Record set:

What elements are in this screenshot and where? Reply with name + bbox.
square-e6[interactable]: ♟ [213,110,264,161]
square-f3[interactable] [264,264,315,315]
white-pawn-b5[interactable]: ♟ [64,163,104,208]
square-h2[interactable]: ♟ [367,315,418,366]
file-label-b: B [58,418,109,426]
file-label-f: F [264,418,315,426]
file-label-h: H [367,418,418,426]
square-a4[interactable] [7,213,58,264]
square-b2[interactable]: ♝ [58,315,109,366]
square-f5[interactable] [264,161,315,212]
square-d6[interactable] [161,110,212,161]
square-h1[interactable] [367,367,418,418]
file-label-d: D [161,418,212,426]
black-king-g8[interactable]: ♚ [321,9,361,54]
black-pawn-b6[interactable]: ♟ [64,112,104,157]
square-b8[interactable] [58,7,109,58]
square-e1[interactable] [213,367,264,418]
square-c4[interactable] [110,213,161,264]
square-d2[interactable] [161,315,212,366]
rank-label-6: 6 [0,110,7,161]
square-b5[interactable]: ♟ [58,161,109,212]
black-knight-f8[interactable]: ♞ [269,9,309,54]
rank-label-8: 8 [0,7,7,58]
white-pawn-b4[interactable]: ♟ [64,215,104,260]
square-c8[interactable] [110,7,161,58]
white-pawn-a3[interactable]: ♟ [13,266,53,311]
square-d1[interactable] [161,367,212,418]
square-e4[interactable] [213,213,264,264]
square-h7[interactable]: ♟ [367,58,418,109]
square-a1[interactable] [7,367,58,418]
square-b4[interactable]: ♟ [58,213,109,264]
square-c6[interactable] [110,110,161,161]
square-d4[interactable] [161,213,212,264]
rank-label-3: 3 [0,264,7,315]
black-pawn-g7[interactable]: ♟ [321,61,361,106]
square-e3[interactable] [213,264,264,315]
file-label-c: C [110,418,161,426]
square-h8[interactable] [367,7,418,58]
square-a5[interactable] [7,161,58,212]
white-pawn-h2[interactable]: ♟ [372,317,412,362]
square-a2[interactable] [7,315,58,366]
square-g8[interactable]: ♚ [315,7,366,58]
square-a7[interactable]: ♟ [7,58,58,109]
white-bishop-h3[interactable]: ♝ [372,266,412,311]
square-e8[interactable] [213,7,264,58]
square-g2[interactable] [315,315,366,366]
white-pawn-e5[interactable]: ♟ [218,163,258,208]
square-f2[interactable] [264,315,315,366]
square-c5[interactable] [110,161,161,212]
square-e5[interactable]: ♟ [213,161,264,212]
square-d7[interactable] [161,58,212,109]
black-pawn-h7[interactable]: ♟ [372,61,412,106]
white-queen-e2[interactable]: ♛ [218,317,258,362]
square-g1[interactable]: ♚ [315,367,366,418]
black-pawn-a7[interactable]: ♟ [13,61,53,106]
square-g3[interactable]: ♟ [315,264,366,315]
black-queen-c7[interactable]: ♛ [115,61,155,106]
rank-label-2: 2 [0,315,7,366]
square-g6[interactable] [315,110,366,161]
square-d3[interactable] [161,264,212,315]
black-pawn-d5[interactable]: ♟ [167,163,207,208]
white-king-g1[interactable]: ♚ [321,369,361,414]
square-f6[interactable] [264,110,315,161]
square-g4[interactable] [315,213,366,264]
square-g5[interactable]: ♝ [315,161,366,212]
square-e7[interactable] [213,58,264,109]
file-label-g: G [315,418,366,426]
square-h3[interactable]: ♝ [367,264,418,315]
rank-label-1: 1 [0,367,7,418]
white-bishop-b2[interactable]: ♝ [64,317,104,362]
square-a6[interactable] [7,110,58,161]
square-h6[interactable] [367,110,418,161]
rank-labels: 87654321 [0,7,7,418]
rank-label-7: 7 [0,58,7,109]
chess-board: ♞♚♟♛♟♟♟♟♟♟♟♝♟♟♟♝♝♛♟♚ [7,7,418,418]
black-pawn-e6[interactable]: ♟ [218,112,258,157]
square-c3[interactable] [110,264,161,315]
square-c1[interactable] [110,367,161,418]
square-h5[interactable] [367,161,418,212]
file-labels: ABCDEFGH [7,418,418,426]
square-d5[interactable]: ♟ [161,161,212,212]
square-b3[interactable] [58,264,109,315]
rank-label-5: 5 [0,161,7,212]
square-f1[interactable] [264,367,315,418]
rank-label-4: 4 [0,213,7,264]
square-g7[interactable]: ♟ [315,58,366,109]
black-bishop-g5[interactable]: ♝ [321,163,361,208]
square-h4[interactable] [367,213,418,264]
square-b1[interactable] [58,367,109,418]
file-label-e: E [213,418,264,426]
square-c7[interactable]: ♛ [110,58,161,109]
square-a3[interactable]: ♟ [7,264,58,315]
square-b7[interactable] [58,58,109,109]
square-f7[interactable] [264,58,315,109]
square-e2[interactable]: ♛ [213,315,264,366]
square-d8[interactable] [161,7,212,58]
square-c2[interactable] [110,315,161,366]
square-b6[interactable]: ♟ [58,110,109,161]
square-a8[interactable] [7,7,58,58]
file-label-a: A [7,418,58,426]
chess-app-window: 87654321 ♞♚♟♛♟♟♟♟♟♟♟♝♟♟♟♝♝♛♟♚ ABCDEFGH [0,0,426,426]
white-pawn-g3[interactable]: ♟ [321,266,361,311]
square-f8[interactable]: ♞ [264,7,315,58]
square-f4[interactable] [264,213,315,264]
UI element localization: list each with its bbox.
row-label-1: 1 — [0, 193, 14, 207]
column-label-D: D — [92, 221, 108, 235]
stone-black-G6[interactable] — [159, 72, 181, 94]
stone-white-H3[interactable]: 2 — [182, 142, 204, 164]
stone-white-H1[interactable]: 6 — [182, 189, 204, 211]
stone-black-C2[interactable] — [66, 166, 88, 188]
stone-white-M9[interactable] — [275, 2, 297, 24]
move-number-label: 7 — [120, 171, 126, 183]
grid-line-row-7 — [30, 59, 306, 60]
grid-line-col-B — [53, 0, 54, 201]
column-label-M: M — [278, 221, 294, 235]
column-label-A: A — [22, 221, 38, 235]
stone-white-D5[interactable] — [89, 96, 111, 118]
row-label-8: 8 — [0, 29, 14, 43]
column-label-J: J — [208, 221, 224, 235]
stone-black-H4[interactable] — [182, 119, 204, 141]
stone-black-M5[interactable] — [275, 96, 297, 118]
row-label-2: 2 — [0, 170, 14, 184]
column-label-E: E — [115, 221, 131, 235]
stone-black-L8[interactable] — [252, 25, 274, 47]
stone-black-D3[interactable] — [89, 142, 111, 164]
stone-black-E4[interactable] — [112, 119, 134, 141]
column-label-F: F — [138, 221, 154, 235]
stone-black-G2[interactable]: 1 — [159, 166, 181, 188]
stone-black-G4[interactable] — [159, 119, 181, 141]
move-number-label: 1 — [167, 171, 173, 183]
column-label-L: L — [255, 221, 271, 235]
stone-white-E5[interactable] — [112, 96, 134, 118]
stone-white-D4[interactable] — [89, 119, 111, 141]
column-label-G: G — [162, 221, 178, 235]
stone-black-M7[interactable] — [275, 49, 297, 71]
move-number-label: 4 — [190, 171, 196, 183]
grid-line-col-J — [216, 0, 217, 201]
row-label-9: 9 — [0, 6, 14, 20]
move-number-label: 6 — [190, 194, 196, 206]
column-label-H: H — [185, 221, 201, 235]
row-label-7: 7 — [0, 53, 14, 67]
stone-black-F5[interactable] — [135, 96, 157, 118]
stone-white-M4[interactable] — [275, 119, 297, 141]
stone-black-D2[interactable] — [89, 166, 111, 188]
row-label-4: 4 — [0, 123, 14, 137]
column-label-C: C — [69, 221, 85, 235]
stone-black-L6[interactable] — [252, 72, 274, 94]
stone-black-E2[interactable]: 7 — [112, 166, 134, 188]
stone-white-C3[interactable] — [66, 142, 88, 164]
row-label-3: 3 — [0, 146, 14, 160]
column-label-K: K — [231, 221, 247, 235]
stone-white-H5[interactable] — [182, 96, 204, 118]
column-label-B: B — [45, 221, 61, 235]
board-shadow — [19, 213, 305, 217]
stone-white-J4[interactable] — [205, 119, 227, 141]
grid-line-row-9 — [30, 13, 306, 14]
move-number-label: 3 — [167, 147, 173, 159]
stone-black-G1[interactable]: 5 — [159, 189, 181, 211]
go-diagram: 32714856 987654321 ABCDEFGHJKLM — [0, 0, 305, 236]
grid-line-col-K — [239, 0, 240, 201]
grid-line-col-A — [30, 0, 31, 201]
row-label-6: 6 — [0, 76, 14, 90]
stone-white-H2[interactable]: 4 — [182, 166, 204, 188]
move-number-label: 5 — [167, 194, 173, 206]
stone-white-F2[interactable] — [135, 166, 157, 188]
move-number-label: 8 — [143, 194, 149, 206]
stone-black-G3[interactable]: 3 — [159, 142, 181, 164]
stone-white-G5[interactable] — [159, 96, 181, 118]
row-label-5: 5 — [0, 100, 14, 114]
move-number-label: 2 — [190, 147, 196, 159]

Aim of the task: Can you pull out every line of the material from the very first one through the line containing "square-b8[interactable] [58,7,109,58]", reproducing each line unchanged?

Result:
What elements are in this screenshot and where? Reply with name + bbox.
square-e6[interactable]: ♟ [213,110,264,161]
square-f3[interactable] [264,264,315,315]
white-pawn-b5[interactable]: ♟ [64,163,104,208]
square-h2[interactable]: ♟ [367,315,418,366]
file-label-b: B [58,418,109,426]
file-label-f: F [264,418,315,426]
file-label-h: H [367,418,418,426]
square-a4[interactable] [7,213,58,264]
square-b2[interactable]: ♝ [58,315,109,366]
square-f5[interactable] [264,161,315,212]
square-d6[interactable] [161,110,212,161]
square-h1[interactable] [367,367,418,418]
file-label-d: D [161,418,212,426]
black-king-g8[interactable]: ♚ [321,9,361,54]
black-pawn-b6[interactable]: ♟ [64,112,104,157]
square-b8[interactable] [58,7,109,58]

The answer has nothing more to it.